• **Exercise details**: Output every entry exactly as written.

Stored items
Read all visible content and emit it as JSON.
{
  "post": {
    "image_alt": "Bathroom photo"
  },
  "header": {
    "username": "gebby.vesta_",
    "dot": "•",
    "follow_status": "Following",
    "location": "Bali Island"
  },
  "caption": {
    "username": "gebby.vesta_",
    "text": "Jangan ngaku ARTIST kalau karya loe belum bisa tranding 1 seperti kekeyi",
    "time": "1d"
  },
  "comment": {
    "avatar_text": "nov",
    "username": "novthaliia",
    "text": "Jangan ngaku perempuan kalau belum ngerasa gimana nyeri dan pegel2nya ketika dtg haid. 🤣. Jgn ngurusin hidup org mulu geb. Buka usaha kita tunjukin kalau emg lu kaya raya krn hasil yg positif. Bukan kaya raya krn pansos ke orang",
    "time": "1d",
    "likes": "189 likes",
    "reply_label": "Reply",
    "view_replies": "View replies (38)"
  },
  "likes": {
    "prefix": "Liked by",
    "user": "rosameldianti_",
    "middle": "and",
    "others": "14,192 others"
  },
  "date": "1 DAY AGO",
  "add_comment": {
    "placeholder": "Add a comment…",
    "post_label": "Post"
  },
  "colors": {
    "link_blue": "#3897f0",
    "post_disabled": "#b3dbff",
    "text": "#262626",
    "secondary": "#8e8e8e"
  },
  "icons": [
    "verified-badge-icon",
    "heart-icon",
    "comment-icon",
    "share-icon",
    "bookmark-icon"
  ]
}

• **Full response**:
Read all visible content and emit it as JSON.
{
  "post": {
    "image_alt": "Bathroom photo"
  },
  "header": {
    "username": "gebby.vesta_",
    "dot": "•",
    "follow_status": "Following",
    "location": "Bali Island"
  },
  "caption": {
    "username": "gebby.vesta_",
    "text": "Jangan ngaku ARTIST kalau karya loe belum bisa tranding 1 seperti kekeyi",
    "time": "1d"
  },
  "comment": {
    "avatar_text": "nov",
    "username": "novthaliia",
    "text": "Jangan ngaku perempuan kalau belum ngerasa gimana nyeri dan pegel2nya ketika dtg haid. 🤣. Jgn ngurusin hidup org mulu geb. Buka usaha kita tunjukin kalau emg lu kaya raya krn hasil yg positif. Bukan kaya raya krn pansos ke orang",
    "time": "1d",
    "likes": "189 likes",
    "reply_label": "Reply",
    "view_replies": "View replies (38)"
  },
  "likes": {
    "prefix": "Liked by",
    "user": "rosameldianti_",
    "middle": "and",
    "others": "14,192 others"
  },
  "date": "1 DAY AGO",
  "add_comment": {
    "placeholder": "Add a comment…",
    "post_label": "Post"
  },
  "colors": {
    "link_blue": "#3897f0",
    "post_disabled": "#b3dbff",
    "text": "#262626",
    "secondary": "#8e8e8e"
  },
  "icons": [
    "verified-badge-icon",
    "heart-icon",
    "comment-icon",
    "share-icon",
    "bookmark-icon"
  ]
}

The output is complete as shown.